■ EXERCISE: Copy each line of the entries that contains the word "protozoarios".

....

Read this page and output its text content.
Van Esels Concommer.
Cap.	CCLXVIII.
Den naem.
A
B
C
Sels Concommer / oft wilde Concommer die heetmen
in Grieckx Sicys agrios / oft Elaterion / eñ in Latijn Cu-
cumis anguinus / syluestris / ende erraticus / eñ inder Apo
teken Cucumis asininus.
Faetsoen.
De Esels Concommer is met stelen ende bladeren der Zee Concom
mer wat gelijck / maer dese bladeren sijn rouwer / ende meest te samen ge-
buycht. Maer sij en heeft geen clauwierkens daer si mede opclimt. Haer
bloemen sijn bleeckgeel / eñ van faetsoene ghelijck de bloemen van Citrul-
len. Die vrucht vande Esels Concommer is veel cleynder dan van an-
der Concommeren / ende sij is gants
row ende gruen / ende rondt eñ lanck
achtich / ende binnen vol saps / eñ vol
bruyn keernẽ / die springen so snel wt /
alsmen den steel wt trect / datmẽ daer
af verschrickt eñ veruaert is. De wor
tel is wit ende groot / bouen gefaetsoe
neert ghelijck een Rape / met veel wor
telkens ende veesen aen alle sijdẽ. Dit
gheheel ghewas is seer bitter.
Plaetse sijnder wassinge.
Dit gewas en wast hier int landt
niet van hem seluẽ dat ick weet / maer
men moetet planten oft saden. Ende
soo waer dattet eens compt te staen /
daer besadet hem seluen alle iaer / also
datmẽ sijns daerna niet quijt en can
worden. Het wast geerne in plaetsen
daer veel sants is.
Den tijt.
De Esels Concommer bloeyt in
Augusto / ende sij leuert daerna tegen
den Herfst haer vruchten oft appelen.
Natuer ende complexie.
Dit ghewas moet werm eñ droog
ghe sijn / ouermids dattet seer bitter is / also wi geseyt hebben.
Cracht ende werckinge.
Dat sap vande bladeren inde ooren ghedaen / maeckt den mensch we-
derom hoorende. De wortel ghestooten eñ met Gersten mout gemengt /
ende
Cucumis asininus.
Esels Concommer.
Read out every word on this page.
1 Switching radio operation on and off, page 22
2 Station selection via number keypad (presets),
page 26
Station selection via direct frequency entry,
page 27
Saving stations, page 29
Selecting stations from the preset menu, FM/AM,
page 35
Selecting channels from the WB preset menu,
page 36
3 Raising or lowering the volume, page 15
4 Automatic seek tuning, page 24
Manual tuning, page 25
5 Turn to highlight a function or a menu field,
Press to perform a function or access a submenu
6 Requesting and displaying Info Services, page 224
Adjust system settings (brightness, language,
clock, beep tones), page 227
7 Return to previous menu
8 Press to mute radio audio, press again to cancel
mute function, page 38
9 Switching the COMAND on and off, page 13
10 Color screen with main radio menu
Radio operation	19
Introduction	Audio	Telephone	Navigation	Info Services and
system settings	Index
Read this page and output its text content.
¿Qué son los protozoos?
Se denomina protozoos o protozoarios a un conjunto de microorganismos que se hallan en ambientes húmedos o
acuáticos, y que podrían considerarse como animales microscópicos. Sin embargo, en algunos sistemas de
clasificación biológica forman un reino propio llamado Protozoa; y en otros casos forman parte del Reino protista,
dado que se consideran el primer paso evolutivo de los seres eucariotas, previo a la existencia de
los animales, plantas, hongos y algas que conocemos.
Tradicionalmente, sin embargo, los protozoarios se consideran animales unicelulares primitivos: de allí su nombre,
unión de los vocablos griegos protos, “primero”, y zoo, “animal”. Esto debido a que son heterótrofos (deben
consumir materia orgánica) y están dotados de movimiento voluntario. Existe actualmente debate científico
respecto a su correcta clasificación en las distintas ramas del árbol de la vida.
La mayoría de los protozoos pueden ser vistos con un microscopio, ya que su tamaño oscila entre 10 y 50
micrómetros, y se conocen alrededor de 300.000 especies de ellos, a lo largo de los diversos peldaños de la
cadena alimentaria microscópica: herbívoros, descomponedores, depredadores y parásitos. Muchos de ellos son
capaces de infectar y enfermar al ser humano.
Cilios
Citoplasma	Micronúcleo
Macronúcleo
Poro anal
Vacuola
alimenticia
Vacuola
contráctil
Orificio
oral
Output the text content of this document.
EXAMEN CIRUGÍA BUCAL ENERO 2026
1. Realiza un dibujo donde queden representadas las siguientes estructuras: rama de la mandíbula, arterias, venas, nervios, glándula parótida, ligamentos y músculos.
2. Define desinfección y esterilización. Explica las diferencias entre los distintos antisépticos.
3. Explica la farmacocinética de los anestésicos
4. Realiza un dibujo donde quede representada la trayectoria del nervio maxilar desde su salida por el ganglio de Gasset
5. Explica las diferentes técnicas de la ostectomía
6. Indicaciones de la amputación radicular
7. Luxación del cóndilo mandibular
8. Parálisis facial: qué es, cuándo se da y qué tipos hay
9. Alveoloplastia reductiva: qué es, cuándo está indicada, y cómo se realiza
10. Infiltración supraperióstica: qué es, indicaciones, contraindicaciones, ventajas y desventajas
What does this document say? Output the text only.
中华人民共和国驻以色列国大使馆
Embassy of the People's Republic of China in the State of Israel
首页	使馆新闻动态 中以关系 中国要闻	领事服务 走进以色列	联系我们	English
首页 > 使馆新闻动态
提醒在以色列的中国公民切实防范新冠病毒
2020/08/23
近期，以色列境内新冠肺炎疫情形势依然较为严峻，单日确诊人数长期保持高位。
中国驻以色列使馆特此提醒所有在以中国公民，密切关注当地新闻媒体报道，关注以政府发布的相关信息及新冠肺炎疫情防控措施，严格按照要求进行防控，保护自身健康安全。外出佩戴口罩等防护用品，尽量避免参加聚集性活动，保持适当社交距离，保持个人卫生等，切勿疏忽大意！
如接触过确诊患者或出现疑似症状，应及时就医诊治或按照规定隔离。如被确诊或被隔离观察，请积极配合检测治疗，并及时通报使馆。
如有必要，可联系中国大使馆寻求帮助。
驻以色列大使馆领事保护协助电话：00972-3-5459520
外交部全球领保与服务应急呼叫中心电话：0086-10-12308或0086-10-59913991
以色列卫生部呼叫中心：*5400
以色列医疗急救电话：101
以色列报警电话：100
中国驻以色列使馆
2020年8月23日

....

■ SOLVED PROBLEM:
Se denomina protozoos o protozoarios a un conjunto de microorganismos que se hallan en ambientes húmedos o
Tradicionalmente, sin embargo, los protozoarios se consideran animales unicelulares primitivos: de allí su nombre,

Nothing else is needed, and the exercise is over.